_Objective_
Every line below should be repeated exactly.

::::

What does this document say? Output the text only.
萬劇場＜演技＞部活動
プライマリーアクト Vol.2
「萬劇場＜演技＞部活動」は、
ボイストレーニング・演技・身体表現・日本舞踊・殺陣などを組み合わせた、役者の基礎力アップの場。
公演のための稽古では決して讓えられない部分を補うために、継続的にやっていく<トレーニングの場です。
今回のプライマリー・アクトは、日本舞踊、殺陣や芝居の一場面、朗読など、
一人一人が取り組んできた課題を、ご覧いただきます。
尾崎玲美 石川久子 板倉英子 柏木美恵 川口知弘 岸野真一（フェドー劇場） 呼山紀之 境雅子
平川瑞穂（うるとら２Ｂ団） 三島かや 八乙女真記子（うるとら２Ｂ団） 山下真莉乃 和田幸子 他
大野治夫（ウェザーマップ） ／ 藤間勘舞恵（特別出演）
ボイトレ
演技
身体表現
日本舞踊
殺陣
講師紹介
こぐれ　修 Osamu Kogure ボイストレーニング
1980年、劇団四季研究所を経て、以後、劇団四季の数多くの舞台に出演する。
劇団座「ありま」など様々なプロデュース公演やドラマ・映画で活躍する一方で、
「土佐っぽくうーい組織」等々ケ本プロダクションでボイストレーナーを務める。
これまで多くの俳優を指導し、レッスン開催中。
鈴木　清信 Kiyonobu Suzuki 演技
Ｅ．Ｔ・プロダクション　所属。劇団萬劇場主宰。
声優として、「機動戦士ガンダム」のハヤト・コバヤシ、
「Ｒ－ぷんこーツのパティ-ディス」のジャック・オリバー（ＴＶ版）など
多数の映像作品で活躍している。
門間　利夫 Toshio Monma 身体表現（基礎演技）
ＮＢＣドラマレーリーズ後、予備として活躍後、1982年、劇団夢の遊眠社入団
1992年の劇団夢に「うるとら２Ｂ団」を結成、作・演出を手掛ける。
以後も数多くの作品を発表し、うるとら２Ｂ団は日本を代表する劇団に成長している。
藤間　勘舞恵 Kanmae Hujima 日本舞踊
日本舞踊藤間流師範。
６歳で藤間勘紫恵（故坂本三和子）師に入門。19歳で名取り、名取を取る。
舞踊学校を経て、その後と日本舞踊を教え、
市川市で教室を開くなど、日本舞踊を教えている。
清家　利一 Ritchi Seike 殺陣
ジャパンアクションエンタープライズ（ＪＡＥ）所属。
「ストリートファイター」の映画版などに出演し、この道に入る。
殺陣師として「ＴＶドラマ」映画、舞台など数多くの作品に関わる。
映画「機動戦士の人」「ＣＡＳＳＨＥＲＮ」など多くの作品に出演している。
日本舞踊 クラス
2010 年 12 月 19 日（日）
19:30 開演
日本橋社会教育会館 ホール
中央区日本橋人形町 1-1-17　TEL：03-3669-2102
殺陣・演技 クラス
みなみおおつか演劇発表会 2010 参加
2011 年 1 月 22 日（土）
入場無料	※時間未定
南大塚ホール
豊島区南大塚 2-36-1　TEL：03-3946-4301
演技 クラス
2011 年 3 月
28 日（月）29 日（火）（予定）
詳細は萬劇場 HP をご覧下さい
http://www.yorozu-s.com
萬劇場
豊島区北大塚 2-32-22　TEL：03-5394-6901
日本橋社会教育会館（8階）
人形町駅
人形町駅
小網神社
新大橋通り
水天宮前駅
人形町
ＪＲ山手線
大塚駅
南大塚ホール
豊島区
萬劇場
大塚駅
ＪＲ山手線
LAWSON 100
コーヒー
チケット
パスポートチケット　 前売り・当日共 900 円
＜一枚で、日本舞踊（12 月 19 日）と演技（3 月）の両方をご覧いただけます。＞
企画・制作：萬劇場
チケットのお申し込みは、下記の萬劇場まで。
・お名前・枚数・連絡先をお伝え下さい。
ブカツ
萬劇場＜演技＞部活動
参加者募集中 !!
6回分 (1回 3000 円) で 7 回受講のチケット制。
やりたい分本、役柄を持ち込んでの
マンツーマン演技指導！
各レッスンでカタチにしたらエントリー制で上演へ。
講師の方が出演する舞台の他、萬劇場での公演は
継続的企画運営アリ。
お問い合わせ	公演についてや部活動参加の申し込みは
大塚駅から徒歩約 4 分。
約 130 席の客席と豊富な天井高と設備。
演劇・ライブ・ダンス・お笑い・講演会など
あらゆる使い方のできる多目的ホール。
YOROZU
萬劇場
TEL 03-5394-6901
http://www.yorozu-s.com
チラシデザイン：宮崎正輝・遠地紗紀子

::::

_The solution_
What does this document say? Output the text only.
萬劇場＜演技＞部活動
プライマリーアクト Vol.2
「萬劇場＜演技＞部活動」は、
ボイストレーニング・演技・身体表現・日本舞踊・殺陣などを組み合わせた、役者の基礎力アップの場。
公演のための稽古では決して讓えられない部分を補うために、継続的にやっていく<トレーニングの場です。
今回のプライマリー・アクトは、日本舞踊、殺陣や芝居の一場面、朗読など、
一人一人が取り組んできた課題を、ご覧いただきます。
尾崎玲美 石川久子 板倉英子 柏木美恵 川口知弘 岸野真一（フェドー劇場） 呼山紀之 境雅子
平川瑞穂（うるとら２Ｂ団） 三島かや 八乙女真記子（うるとら２Ｂ団） 山下真莉乃 和田幸子 他
大野治夫（ウェザーマップ） ／ 藤間勘舞恵（特別出演）
ボイトレ
演技
身体表現
日本舞踊
殺陣
講師紹介
こぐれ　修 Osamu Kogure ボイストレーニング
1980年、劇団四季研究所を経て、以後、劇団四季の数多くの舞台に出演する。
劇団座「ありま」など様々なプロデュース公演やドラマ・映画で活躍する一方で、
「土佐っぽくうーい組織」等々ケ本プロダクションでボイストレーナーを務める。
これまで多くの俳優を指導し、レッスン開催中。
鈴木　清信 Kiyonobu Suzuki 演技
Ｅ．Ｔ・プロダクション　所属。劇団萬劇場主宰。
声優として、「機動戦士ガンダム」のハヤト・コバヤシ、
「Ｒ－ぷんこーツのパティ-ディス」のジャック・オリバー（ＴＶ版）など
多数の映像作品で活躍している。
門間　利夫 Toshio Monma 身体表現（基礎演技）
ＮＢＣドラマレーリーズ後、予備として活躍後、1982年、劇団夢の遊眠社入団
1992年の劇団夢に「うるとら２Ｂ団」を結成、作・演出を手掛ける。
以後も数多くの作品を発表し、うるとら２Ｂ団は日本を代表する劇団に成長している。
藤間　勘舞恵 Kanmae Hujima 日本舞踊
日本舞踊藤間流師範。
６歳で藤間勘紫恵（故坂本三和子）師に入門。19歳で名取り、名取を取る。
舞踊学校を経て、その後と日本舞踊を教え、
市川市で教室を開くなど、日本舞踊を教えている。
清家　利一 Ritchi Seike 殺陣
ジャパンアクションエンタープライズ（ＪＡＥ）所属。
「ストリートファイター」の映画版などに出演し、この道に入る。
殺陣師として「ＴＶドラマ」映画、舞台など数多くの作品に関わる。
映画「機動戦士の人」「ＣＡＳＳＨＥＲＮ」など多くの作品に出演している。
日本舞踊 クラス
2010 年 12 月 19 日（日）
19:30 開演
日本橋社会教育会館 ホール
中央区日本橋人形町 1-1-17　TEL：03-3669-2102
殺陣・演技 クラス
みなみおおつか演劇発表会 2010 参加
2011 年 1 月 22 日（土）
入場無料	※時間未定
南大塚ホール
豊島区南大塚 2-36-1　TEL：03-3946-4301
演技 クラス
2011 年 3 月
28 日（月）29 日（火）（予定）
詳細は萬劇場 HP をご覧下さい
http://www.yorozu-s.com
萬劇場
豊島区北大塚 2-32-22　TEL：03-5394-6901
日本橋社会教育会館（8階）
人形町駅
人形町駅
小網神社
新大橋通り
水天宮前駅
人形町
ＪＲ山手線
大塚駅
南大塚ホール
豊島区
萬劇場
大塚駅
ＪＲ山手線
LAWSON 100
コーヒー
チケット
パスポートチケット　 前売り・当日共 900 円
＜一枚で、日本舞踊（12 月 19 日）と演技（3 月）の両方をご覧いただけます。＞
企画・制作：萬劇場
チケットのお申し込みは、下記の萬劇場まで。
・お名前・枚数・連絡先をお伝え下さい。
ブカツ
萬劇場＜演技＞部活動
参加者募集中 !!
6回分 (1回 3000 円) で 7 回受講のチケット制。
やりたい分本、役柄を持ち込んでの
マンツーマン演技指導！
各レッスンでカタチにしたらエントリー制で上演へ。
講師の方が出演する舞台の他、萬劇場での公演は
継続的企画運営アリ。
お問い合わせ	公演についてや部活動参加の申し込みは
大塚駅から徒歩約 4 分。
約 130 席の客席と豊富な天井高と設備。
演劇・ライブ・ダンス・お笑い・講演会など
あらゆる使い方のできる多目的ホール。
YOROZU
萬劇場
TEL 03-5394-6901
http://www.yorozu-s.com
チラシデザイン：宮崎正輝・遠地紗紀子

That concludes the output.